Short task:
Scan the following material for the string "dnia" and copy each line in which it appears.

[Data entries]
....

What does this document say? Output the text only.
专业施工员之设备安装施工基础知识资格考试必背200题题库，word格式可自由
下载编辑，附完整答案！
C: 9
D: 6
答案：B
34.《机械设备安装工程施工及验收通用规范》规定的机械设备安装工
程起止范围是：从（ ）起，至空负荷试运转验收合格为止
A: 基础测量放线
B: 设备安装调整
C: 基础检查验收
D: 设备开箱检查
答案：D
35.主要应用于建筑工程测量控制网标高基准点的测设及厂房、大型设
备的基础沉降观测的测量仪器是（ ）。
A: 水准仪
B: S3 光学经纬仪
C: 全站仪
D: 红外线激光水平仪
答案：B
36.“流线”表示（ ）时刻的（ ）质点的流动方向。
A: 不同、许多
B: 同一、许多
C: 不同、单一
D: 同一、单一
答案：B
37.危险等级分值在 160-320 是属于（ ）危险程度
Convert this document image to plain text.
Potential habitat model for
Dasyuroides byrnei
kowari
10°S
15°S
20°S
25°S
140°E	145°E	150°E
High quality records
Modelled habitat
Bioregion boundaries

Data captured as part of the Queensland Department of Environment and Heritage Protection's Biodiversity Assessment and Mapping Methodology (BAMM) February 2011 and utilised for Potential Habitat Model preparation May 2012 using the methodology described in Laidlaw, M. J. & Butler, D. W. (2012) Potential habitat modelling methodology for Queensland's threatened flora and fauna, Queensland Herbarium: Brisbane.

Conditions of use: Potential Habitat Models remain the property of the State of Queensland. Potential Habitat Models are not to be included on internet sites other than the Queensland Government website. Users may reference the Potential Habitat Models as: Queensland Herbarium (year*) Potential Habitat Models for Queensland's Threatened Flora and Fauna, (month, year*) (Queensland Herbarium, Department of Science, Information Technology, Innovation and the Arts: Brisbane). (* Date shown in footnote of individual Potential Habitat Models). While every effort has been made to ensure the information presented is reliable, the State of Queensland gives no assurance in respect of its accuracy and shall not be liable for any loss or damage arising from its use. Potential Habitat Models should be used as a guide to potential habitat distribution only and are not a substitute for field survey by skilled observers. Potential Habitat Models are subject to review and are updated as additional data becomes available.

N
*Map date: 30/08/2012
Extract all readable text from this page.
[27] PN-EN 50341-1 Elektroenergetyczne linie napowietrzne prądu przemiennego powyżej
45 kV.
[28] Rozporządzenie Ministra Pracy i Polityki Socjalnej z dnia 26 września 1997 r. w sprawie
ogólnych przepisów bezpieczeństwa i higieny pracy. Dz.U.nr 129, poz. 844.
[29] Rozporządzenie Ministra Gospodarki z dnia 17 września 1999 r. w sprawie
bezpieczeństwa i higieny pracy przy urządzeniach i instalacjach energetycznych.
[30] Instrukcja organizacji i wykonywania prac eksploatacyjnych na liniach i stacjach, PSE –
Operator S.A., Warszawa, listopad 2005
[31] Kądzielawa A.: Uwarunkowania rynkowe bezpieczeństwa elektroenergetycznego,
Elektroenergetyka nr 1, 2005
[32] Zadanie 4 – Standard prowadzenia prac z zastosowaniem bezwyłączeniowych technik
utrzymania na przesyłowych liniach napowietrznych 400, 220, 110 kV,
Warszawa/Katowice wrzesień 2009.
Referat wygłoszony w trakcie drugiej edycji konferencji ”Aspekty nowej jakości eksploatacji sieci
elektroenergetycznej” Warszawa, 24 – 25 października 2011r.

....

Full answer:
[28] Rozporządzenie Ministra Pracy i Polityki Socjalnej z dnia 26 września 1997 r. w sprawie
[29] Rozporządzenie Ministra Gospodarki z dnia 17 września 1999 r. w sprawie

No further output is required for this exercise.